### [Work to do]
The records that follow are to be repeated without alteration.
----
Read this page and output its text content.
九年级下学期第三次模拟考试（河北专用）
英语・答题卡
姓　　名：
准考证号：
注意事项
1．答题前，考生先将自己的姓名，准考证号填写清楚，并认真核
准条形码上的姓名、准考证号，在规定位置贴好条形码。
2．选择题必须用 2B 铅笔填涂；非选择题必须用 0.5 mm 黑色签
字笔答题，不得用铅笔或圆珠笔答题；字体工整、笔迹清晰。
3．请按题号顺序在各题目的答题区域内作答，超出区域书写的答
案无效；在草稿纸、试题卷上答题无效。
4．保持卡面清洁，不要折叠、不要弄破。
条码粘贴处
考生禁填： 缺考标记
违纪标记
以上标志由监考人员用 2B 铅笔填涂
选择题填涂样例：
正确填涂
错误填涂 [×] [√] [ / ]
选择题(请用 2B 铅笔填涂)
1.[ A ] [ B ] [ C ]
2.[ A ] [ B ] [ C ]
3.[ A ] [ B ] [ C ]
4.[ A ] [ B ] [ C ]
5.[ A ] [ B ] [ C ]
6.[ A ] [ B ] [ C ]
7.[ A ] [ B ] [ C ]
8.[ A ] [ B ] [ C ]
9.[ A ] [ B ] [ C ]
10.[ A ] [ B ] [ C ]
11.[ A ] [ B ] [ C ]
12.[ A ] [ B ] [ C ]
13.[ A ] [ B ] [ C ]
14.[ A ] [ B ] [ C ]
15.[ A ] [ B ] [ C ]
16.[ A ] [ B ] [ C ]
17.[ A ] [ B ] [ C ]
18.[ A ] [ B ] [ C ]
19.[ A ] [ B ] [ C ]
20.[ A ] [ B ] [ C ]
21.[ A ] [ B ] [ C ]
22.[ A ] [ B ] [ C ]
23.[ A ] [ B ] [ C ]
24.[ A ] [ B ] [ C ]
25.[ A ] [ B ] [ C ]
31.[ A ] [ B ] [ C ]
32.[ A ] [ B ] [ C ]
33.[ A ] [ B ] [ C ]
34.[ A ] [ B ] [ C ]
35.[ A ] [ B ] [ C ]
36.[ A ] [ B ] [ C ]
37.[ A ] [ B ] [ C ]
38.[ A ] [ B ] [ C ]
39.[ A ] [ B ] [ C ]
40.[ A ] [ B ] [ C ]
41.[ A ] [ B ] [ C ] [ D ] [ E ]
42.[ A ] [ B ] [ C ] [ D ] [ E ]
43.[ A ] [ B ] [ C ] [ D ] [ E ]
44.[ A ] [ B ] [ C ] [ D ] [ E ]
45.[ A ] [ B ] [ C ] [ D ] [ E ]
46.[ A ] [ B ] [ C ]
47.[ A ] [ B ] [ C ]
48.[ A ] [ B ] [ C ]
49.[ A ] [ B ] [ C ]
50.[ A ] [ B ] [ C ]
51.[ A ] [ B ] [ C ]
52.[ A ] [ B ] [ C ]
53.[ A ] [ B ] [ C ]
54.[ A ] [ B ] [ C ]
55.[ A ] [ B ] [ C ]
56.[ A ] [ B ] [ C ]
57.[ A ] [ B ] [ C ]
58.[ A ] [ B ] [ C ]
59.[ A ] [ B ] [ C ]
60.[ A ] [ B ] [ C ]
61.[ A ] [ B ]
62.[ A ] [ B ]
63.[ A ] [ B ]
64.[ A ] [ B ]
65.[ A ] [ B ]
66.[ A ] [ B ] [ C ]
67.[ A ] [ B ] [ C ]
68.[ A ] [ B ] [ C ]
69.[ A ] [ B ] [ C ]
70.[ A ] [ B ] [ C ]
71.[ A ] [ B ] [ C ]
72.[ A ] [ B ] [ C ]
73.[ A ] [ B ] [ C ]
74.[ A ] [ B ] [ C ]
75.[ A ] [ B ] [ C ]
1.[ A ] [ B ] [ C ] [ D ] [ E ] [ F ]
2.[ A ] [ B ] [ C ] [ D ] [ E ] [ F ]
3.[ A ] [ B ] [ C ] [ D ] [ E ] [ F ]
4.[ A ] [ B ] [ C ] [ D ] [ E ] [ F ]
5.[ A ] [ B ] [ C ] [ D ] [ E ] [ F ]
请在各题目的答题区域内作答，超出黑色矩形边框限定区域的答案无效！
----
### [Answer to the exercise]
Read this page and output its text content.
九年级下学期第三次模拟考试（河北专用）
英语・答题卡
姓　　名：
准考证号：
注意事项
1．答题前，考生先将自己的姓名，准考证号填写清楚，并认真核
准条形码上的姓名、准考证号，在规定位置贴好条形码。
2．选择题必须用 2B 铅笔填涂；非选择题必须用 0.5 mm 黑色签
字笔答题，不得用铅笔或圆珠笔答题；字体工整、笔迹清晰。
3．请按题号顺序在各题目的答题区域内作答，超出区域书写的答
案无效；在草稿纸、试题卷上答题无效。
4．保持卡面清洁，不要折叠、不要弄破。
条码粘贴处
考生禁填： 缺考标记
违纪标记
以上标志由监考人员用 2B 铅笔填涂
选择题填涂样例：
正确填涂
错误填涂 [×] [√] [ / ]
选择题(请用 2B 铅笔填涂)
1.[ A ] [ B ] [ C ]
2.[ A ] [ B ] [ C ]
3.[ A ] [ B ] [ C ]
4.[ A ] [ B ] [ C ]
5.[ A ] [ B ] [ C ]
6.[ A ] [ B ] [ C ]
7.[ A ] [ B ] [ C ]
8.[ A ] [ B ] [ C ]
9.[ A ] [ B ] [ C ]
10.[ A ] [ B ] [ C ]
11.[ A ] [ B ] [ C ]
12.[ A ] [ B ] [ C ]
13.[ A ] [ B ] [ C ]
14.[ A ] [ B ] [ C ]
15.[ A ] [ B ] [ C ]
16.[ A ] [ B ] [ C ]
17.[ A ] [ B ] [ C ]
18.[ A ] [ B ] [ C ]
19.[ A ] [ B ] [ C ]
20.[ A ] [ B ] [ C ]
21.[ A ] [ B ] [ C ]
22.[ A ] [ B ] [ C ]
23.[ A ] [ B ] [ C ]
24.[ A ] [ B ] [ C ]
25.[ A ] [ B ] [ C ]
31.[ A ] [ B ] [ C ]
32.[ A ] [ B ] [ C ]
33.[ A ] [ B ] [ C ]
34.[ A ] [ B ] [ C ]
35.[ A ] [ B ] [ C ]
36.[ A ] [ B ] [ C ]
37.[ A ] [ B ] [ C ]
38.[ A ] [ B ] [ C ]
39.[ A ] [ B ] [ C ]
40.[ A ] [ B ] [ C ]
41.[ A ] [ B ] [ C ] [ D ] [ E ]
42.[ A ] [ B ] [ C ] [ D ] [ E ]
43.[ A ] [ B ] [ C ] [ D ] [ E ]
44.[ A ] [ B ] [ C ] [ D ] [ E ]
45.[ A ] [ B ] [ C ] [ D ] [ E ]
46.[ A ] [ B ] [ C ]
47.[ A ] [ B ] [ C ]
48.[ A ] [ B ] [ C ]
49.[ A ] [ B ] [ C ]
50.[ A ] [ B ] [ C ]
51.[ A ] [ B ] [ C ]
52.[ A ] [ B ] [ C ]
53.[ A ] [ B ] [ C ]
54.[ A ] [ B ] [ C ]
55.[ A ] [ B ] [ C ]
56.[ A ] [ B ] [ C ]
57.[ A ] [ B ] [ C ]
58.[ A ] [ B ] [ C ]
59.[ A ] [ B ] [ C ]
60.[ A ] [ B ] [ C ]
61.[ A ] [ B ]
62.[ A ] [ B ]
63.[ A ] [ B ]
64.[ A ] [ B ]
65.[ A ] [ B ]
66.[ A ] [ B ] [ C ]
67.[ A ] [ B ] [ C ]
68.[ A ] [ B ] [ C ]
69.[ A ] [ B ] [ C ]
70.[ A ] [ B ] [ C ]
71.[ A ] [ B ] [ C ]
72.[ A ] [ B ] [ C ]
73.[ A ] [ B ] [ C ]
74.[ A ] [ B ] [ C ]
75.[ A ] [ B ] [ C ]
1.[ A ] [ B ] [ C ] [ D ] [ E ] [ F ]
2.[ A ] [ B ] [ C ] [ D ] [ E ] [ F ]
3.[ A ] [ B ] [ C ] [ D ] [ E ] [ F ]
4.[ A ] [ B ] [ C ] [ D ] [ E ] [ F ]
5.[ A ] [ B ] [ C ] [ D ] [ E ] [ F ]
请在各题目的答题区域内作答，超出黑色矩形边框限定区域的答案无效！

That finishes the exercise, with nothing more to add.